## Begin SUPPLIED DATA
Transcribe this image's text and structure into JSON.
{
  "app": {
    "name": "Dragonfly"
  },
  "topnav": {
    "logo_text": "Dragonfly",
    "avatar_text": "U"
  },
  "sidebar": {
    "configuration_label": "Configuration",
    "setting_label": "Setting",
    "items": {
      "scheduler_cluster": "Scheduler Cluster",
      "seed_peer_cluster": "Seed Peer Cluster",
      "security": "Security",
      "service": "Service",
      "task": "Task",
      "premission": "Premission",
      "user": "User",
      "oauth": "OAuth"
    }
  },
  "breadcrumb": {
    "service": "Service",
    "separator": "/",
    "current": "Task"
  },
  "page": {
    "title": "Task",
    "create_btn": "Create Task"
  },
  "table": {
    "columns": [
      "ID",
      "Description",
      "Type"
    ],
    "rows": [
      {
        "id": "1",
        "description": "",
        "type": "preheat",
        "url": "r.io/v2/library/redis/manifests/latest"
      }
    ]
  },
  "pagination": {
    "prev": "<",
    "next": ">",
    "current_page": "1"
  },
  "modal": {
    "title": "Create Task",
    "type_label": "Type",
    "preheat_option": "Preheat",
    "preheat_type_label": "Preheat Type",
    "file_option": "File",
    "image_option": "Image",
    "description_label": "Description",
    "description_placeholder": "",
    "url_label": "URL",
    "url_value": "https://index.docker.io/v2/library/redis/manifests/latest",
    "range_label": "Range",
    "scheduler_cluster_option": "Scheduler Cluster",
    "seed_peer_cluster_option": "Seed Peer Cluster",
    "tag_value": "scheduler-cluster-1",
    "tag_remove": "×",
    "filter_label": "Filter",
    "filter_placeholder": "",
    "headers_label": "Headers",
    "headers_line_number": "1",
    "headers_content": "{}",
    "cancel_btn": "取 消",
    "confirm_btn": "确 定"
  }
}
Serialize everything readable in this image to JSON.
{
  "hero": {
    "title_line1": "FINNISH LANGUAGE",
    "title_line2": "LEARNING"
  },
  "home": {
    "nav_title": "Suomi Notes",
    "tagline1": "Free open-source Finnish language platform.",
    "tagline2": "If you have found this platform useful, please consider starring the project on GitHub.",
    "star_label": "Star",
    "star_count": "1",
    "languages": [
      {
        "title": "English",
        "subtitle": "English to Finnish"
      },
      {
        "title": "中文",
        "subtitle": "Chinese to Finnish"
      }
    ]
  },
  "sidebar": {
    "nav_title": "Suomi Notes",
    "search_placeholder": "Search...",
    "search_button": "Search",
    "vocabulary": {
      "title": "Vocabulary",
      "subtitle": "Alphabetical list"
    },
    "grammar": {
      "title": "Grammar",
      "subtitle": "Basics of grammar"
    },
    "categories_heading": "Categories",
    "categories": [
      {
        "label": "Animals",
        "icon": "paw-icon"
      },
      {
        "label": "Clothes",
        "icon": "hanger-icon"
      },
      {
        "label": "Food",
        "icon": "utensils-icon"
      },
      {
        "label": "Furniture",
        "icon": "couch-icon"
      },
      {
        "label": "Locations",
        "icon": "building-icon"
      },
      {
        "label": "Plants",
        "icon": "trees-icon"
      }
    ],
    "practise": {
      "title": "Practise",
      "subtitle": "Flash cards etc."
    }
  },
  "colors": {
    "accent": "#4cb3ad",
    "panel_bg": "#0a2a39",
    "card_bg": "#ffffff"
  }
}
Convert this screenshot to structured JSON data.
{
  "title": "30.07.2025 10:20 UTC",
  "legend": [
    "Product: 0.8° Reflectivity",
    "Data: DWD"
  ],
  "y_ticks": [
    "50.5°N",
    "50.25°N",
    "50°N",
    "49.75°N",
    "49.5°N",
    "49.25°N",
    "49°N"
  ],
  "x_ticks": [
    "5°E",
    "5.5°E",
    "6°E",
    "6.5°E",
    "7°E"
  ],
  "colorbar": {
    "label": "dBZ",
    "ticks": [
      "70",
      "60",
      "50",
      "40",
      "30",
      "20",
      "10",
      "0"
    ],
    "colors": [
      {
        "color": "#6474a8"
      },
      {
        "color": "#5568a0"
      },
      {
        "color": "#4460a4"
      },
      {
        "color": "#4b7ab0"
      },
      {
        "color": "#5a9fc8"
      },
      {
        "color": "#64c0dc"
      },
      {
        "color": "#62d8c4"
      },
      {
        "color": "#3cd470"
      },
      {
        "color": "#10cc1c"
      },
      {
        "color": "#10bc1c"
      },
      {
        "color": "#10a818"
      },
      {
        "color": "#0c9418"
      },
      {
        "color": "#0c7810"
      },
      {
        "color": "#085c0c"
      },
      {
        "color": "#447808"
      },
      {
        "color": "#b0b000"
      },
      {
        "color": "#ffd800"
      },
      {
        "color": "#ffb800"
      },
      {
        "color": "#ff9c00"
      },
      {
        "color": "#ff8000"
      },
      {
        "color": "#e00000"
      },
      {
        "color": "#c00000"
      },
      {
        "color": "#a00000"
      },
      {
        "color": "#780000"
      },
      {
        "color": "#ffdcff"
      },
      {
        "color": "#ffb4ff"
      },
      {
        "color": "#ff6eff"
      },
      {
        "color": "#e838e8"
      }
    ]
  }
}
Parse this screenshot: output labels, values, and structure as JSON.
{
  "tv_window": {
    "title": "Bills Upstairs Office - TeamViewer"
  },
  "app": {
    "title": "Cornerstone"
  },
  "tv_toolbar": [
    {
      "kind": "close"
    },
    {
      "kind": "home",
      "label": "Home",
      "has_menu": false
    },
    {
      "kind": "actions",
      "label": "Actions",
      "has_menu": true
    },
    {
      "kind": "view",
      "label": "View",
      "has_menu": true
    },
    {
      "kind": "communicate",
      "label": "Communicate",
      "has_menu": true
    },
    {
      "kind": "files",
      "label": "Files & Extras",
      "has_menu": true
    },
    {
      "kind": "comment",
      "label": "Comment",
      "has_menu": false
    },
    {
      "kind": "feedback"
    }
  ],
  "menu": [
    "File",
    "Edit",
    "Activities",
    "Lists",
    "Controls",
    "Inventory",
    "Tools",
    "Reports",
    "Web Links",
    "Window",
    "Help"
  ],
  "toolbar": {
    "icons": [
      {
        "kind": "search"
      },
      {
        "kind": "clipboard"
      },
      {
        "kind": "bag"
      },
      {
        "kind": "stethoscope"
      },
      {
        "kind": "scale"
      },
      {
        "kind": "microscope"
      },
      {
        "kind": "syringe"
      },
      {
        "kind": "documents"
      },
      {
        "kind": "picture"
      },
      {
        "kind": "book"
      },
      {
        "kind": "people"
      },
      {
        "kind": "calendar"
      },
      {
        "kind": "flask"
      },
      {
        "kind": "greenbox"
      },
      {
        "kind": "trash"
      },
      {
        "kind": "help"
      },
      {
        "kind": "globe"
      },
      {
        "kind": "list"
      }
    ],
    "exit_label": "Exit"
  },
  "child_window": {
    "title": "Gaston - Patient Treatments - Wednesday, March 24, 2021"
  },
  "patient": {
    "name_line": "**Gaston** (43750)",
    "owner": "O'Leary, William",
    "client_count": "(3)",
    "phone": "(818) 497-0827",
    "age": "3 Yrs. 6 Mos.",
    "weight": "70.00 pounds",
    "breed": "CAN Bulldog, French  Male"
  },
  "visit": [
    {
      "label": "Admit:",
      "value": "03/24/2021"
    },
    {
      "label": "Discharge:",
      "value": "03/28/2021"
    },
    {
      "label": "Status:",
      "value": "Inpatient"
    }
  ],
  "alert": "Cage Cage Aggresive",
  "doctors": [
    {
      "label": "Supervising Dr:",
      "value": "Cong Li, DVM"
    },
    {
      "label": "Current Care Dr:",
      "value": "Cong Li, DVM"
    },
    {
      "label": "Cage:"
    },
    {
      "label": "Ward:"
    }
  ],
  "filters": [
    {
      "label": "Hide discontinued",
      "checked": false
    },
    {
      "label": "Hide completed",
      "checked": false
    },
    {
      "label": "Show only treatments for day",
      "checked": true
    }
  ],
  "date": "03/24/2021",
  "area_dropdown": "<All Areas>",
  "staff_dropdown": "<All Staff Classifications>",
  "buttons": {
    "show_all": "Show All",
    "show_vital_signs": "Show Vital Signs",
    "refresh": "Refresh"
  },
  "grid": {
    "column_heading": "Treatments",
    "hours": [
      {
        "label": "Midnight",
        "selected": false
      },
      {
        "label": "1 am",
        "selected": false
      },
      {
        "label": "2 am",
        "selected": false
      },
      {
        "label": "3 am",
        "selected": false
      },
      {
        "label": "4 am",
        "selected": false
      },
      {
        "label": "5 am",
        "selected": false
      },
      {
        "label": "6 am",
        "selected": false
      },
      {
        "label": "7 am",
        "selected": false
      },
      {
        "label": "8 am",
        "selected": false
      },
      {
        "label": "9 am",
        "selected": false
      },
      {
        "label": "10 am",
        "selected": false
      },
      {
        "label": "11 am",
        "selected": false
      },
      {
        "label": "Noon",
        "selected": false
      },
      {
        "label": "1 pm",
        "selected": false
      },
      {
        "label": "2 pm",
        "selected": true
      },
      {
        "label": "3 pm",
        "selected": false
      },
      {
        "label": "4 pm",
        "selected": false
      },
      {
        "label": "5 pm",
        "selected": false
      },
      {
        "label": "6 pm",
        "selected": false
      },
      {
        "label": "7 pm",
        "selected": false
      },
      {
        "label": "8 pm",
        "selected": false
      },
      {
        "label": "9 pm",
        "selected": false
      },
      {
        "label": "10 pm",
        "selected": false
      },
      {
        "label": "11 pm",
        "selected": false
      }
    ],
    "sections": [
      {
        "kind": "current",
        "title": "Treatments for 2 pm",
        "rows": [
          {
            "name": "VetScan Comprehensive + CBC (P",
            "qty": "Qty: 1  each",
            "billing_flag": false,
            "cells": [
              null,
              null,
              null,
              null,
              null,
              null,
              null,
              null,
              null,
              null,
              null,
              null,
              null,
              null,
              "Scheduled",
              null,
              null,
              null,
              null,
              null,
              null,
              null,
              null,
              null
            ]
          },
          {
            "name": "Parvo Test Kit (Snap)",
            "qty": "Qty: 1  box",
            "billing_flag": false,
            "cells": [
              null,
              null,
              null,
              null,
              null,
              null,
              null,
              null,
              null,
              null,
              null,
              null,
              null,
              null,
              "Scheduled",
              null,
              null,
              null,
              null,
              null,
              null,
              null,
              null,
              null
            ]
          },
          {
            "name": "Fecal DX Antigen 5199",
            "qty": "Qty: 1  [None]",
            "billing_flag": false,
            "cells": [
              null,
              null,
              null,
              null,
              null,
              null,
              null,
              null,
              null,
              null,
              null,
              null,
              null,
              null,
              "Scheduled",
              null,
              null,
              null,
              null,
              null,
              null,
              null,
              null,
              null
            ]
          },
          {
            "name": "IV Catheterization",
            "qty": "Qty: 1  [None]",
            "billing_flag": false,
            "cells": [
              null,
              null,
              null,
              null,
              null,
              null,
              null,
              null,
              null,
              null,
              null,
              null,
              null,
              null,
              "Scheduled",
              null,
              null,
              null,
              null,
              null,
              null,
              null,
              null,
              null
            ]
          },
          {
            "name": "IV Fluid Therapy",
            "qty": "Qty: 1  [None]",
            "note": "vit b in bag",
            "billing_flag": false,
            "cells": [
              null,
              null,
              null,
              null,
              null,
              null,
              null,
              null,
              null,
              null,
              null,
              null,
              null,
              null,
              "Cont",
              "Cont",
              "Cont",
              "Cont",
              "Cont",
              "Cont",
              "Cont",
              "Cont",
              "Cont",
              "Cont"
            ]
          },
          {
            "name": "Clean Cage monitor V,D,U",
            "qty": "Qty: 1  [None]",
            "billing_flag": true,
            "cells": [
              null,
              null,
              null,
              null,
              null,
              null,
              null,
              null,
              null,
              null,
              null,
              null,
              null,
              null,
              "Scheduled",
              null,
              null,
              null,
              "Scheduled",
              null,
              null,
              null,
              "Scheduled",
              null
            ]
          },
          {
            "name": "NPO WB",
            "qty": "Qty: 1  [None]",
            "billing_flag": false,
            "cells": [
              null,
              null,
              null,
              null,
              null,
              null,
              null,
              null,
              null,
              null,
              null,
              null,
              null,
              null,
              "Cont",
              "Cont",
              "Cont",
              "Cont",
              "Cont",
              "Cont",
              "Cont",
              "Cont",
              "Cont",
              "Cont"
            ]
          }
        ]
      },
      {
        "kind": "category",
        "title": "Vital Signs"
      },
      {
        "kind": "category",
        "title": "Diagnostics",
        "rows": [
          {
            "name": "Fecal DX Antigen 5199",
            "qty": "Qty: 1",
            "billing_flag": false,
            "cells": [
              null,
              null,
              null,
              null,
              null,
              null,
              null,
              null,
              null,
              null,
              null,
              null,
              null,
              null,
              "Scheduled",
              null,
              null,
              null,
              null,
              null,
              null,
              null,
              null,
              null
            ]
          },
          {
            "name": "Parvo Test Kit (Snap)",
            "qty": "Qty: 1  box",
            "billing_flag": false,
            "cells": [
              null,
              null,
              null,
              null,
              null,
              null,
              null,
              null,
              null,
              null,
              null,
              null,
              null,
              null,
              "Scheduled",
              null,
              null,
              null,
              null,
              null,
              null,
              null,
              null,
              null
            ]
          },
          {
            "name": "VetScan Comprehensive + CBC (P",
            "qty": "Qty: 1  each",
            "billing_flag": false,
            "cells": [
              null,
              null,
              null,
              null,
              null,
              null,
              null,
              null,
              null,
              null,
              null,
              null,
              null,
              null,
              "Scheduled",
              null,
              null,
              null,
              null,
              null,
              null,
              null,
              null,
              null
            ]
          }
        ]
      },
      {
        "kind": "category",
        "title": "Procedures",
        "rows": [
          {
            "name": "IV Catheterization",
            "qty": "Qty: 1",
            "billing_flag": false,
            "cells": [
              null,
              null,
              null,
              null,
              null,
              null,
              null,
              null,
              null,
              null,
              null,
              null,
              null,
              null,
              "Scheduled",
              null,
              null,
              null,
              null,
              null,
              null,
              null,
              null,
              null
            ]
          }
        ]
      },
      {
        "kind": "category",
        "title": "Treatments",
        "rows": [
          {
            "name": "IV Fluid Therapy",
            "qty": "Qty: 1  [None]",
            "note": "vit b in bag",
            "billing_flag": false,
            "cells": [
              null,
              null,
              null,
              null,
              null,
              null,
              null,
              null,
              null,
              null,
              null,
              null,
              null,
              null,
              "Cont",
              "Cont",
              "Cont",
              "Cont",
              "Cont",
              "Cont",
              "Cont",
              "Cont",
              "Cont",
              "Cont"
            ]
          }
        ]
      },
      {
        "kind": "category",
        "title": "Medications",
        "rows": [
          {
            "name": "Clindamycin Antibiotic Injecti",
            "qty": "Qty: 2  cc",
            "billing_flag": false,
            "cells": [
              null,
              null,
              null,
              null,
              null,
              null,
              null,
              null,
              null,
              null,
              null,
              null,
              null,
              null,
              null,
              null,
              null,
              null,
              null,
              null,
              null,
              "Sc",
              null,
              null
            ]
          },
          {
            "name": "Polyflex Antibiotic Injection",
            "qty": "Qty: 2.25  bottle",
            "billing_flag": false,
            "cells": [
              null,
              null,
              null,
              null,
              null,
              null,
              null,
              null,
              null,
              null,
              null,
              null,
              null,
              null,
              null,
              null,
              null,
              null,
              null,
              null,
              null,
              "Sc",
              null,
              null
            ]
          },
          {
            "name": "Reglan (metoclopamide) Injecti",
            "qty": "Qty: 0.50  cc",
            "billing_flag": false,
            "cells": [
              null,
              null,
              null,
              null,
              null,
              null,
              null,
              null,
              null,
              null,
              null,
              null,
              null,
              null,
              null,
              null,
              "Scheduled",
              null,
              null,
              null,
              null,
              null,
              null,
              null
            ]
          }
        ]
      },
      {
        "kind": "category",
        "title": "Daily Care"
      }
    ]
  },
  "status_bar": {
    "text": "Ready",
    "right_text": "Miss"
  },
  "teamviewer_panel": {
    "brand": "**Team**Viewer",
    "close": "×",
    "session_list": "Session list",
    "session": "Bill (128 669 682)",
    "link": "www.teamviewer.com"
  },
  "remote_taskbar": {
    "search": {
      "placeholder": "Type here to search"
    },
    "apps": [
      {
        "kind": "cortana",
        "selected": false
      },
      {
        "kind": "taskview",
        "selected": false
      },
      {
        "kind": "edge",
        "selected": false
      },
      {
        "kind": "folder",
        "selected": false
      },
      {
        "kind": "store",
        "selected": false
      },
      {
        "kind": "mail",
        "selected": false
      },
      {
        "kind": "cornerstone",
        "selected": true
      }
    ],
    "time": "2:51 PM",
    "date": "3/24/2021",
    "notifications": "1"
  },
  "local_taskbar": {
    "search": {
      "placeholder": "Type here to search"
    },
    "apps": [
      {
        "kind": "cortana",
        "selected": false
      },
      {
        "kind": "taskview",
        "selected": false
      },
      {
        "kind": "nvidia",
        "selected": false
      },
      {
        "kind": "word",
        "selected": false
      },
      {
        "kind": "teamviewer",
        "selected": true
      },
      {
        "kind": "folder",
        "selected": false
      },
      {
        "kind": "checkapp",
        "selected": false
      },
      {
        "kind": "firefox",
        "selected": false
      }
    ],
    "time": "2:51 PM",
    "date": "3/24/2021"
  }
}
## End SUPPLIED DATA
## GIVEN INSTRUCTION
Make a copy of each line that contains the string "Create".

## CORRECT OUTPUT
    "create_btn": "Create Task"
    "title": "Create Task",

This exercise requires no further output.